◆ Entries:
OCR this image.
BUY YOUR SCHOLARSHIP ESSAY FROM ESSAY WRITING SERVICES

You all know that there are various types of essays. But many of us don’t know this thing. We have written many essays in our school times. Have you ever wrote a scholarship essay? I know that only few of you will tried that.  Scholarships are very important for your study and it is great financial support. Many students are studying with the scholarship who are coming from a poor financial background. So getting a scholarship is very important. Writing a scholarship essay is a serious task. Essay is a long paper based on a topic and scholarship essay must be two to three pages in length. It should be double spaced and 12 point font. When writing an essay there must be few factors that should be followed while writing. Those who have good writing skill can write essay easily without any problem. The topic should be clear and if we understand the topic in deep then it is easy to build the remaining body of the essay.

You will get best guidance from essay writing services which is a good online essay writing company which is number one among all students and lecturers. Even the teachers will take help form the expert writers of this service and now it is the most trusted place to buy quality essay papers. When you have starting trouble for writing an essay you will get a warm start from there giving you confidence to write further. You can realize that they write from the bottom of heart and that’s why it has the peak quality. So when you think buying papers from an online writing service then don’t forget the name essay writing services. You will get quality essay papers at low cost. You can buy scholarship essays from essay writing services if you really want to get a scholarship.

--

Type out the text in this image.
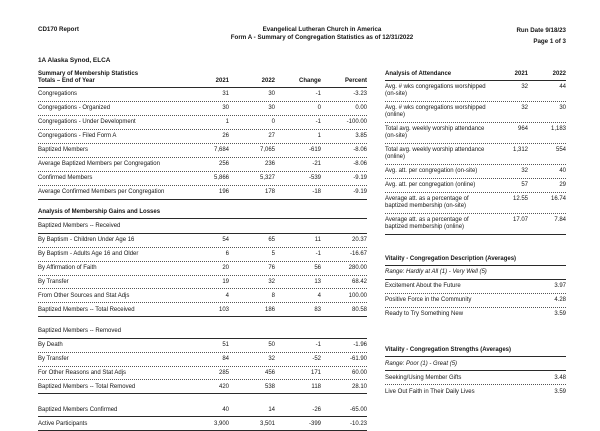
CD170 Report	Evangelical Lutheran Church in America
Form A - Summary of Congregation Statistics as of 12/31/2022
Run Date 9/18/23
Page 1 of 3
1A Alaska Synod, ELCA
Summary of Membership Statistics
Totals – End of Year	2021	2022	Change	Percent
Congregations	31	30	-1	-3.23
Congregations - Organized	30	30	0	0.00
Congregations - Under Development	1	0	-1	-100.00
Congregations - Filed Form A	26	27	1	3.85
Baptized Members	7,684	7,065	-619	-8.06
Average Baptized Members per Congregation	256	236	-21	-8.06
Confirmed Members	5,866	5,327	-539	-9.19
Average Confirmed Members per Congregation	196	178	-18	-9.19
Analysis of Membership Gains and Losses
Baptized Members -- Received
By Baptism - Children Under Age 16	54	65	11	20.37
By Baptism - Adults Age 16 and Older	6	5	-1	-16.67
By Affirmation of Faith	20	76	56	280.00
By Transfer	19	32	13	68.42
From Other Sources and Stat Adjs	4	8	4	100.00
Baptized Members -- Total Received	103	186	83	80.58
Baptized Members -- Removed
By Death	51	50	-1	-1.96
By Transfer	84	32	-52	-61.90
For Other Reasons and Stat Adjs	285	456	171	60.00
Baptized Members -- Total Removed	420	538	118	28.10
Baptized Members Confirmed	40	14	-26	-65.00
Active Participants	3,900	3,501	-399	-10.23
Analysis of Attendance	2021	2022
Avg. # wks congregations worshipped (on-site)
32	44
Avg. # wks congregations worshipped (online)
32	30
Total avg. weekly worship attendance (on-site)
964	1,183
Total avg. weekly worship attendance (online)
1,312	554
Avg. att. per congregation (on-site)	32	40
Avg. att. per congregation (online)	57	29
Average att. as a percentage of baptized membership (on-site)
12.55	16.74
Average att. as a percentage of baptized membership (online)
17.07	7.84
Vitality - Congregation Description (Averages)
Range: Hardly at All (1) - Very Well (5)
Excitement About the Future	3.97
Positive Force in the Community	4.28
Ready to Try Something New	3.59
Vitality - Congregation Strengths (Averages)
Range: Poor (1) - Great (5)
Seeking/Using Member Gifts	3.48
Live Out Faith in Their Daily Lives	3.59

◆ Your instructions:
Go through the listing above and return every line where the word "Faith" occurs.

◆ Result for this exercise:
By Affirmation of Faith	20	76	56	280.00
Live Out Faith in Their Daily Lives	3.59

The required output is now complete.